(Dataset items)

## begin

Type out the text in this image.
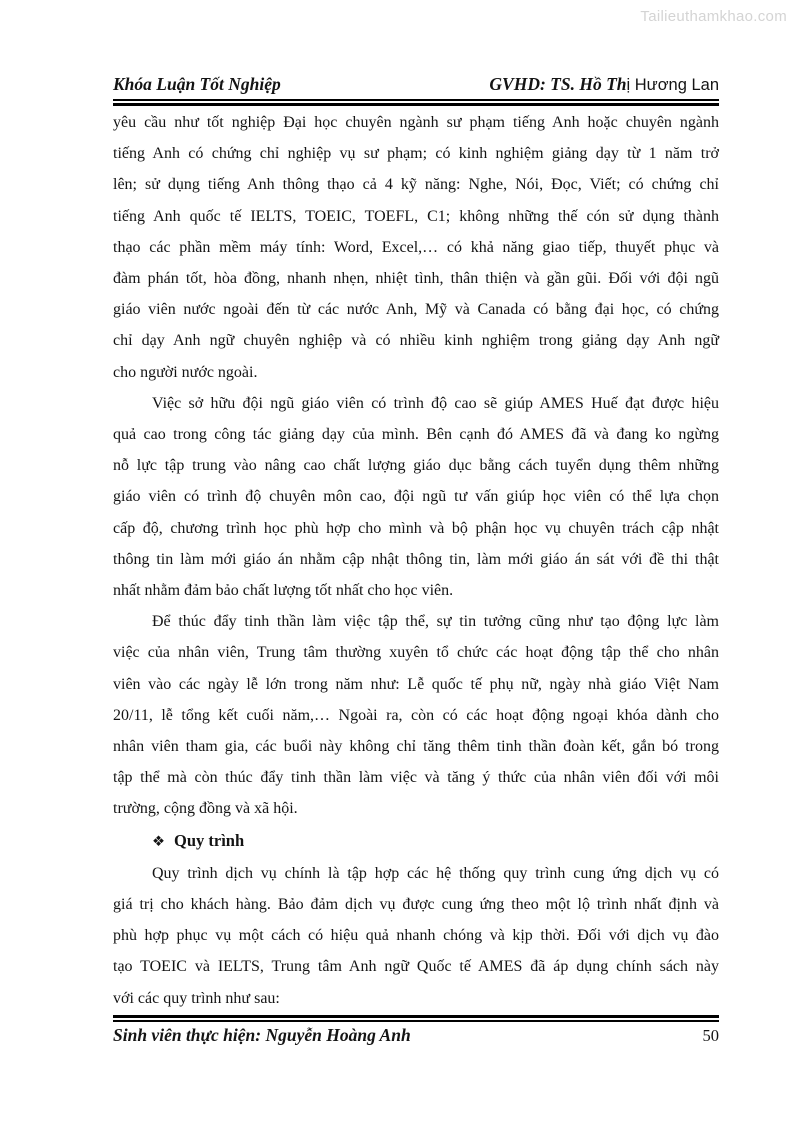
Tailieuthamkhao.com
Khóa Luận Tốt Nghiệp	GVHD: TS. Hồ Thị Hương Lan
yêu cầu như tốt nghiệp Đại học chuyên ngành sư phạm tiếng Anh hoặc chuyên ngành
tiếng Anh có chứng chỉ nghiệp vụ sư phạm; có kinh nghiệm giảng dạy từ 1 năm trở
lên; sử dụng tiếng Anh thông thạo cả 4 kỹ năng: Nghe, Nói, Đọc, Viết; có chứng chỉ
tiếng Anh quốc tế IELTS, TOEIC, TOEFL, C1; không những thế cón sử dụng thành
thạo các phần mềm máy tính: Word, Excel,… có khả năng giao tiếp, thuyết phục và
đàm phán tốt, hòa đồng, nhanh nhẹn, nhiệt tình, thân thiện và gần gũi. Đối với đội ngũ
giáo viên nước ngoài đến từ các nước Anh, Mỹ và Canada có bằng đại học, có chứng
chỉ dạy Anh ngữ chuyên nghiệp và có nhiều kinh nghiệm trong giảng dạy Anh ngữ
cho người nước ngoài.
Việc sở hữu đội ngũ giáo viên có trình độ cao sẽ giúp AMES Huế đạt được hiệu
quả cao trong công tác giảng dạy của mình. Bên cạnh đó AMES đã và đang ko ngừng
nỗ lực tập trung vào nâng cao chất lượng giáo dục bằng cách tuyển dụng thêm những
giáo viên có trình độ chuyên môn cao, đội ngũ tư vấn giúp học viên có thể lựa chọn
cấp độ, chương trình học phù hợp cho mình và bộ phận học vụ chuyên trách cập nhật
thông tin làm mới giáo án nhằm cập nhật thông tin, làm mới giáo án sát với đề thi thật
nhất nhằm đảm bảo chất lượng tốt nhất cho học viên.
Để thúc đẩy tinh thần làm việc tập thể, sự tin tưởng cũng như tạo động lực làm
việc của nhân viên, Trung tâm thường xuyên tổ chức các hoạt động tập thể cho nhân
viên vào các ngày lễ lớn trong năm như: Lễ quốc tế phụ nữ, ngày nhà giáo Việt Nam
20/11, lễ tổng kết cuối năm,… Ngoài ra, còn có các hoạt động ngoại khóa dành cho
nhân viên tham gia, các buổi này không chỉ tăng thêm tinh thần đoàn kết, gắn bó trong
tập thể mà còn thúc đẩy tinh thần làm việc và tăng ý thức của nhân viên đối với môi
trường, cộng đồng và xã hội.
❖ Quy trình
Quy trình dịch vụ chính là tập hợp các hệ thống quy trình cung ứng dịch vụ có
giá trị cho khách hàng. Bảo đảm dịch vụ được cung ứng theo một lộ trình nhất định và
phù hợp phục vụ một cách có hiệu quả nhanh chóng và kịp thời. Đối với dịch vụ đào
tạo TOEIC và IELTS, Trung tâm Anh ngữ Quốc tế AMES đã áp dụng chính sách này
với các quy trình như sau:
Sinh viên thực hiện: Nguyễn Hoàng Anh	50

## end

Exercise description
Reproduce the full listing faithfully, but do not carry over any pictures.

Exercise output
Type out the text in this image.
Tailieuthamkhao.com
Khóa Luận Tốt Nghiệp	GVHD: TS. Hồ Thị Hương Lan
yêu cầu như tốt nghiệp Đại học chuyên ngành sư phạm tiếng Anh hoặc chuyên ngành
tiếng Anh có chứng chỉ nghiệp vụ sư phạm; có kinh nghiệm giảng dạy từ 1 năm trở
lên; sử dụng tiếng Anh thông thạo cả 4 kỹ năng: Nghe, Nói, Đọc, Viết; có chứng chỉ
tiếng Anh quốc tế IELTS, TOEIC, TOEFL, C1; không những thế cón sử dụng thành
thạo các phần mềm máy tính: Word, Excel,… có khả năng giao tiếp, thuyết phục và
đàm phán tốt, hòa đồng, nhanh nhẹn, nhiệt tình, thân thiện và gần gũi. Đối với đội ngũ
giáo viên nước ngoài đến từ các nước Anh, Mỹ và Canada có bằng đại học, có chứng
chỉ dạy Anh ngữ chuyên nghiệp và có nhiều kinh nghiệm trong giảng dạy Anh ngữ
cho người nước ngoài.
Việc sở hữu đội ngũ giáo viên có trình độ cao sẽ giúp AMES Huế đạt được hiệu
quả cao trong công tác giảng dạy của mình. Bên cạnh đó AMES đã và đang ko ngừng
nỗ lực tập trung vào nâng cao chất lượng giáo dục bằng cách tuyển dụng thêm những
giáo viên có trình độ chuyên môn cao, đội ngũ tư vấn giúp học viên có thể lựa chọn
cấp độ, chương trình học phù hợp cho mình và bộ phận học vụ chuyên trách cập nhật
thông tin làm mới giáo án nhằm cập nhật thông tin, làm mới giáo án sát với đề thi thật
nhất nhằm đảm bảo chất lượng tốt nhất cho học viên.
Để thúc đẩy tinh thần làm việc tập thể, sự tin tưởng cũng như tạo động lực làm
việc của nhân viên, Trung tâm thường xuyên tổ chức các hoạt động tập thể cho nhân
viên vào các ngày lễ lớn trong năm như: Lễ quốc tế phụ nữ, ngày nhà giáo Việt Nam
20/11, lễ tổng kết cuối năm,… Ngoài ra, còn có các hoạt động ngoại khóa dành cho
nhân viên tham gia, các buổi này không chỉ tăng thêm tinh thần đoàn kết, gắn bó trong
tập thể mà còn thúc đẩy tinh thần làm việc và tăng ý thức của nhân viên đối với môi
trường, cộng đồng và xã hội.
❖ Quy trình
Quy trình dịch vụ chính là tập hợp các hệ thống quy trình cung ứng dịch vụ có
giá trị cho khách hàng. Bảo đảm dịch vụ được cung ứng theo một lộ trình nhất định và
phù hợp phục vụ một cách có hiệu quả nhanh chóng và kịp thời. Đối với dịch vụ đào
tạo TOEIC và IELTS, Trung tâm Anh ngữ Quốc tế AMES đã áp dụng chính sách này
với các quy trình như sau:
Sinh viên thực hiện: Nguyễn Hoàng Anh	50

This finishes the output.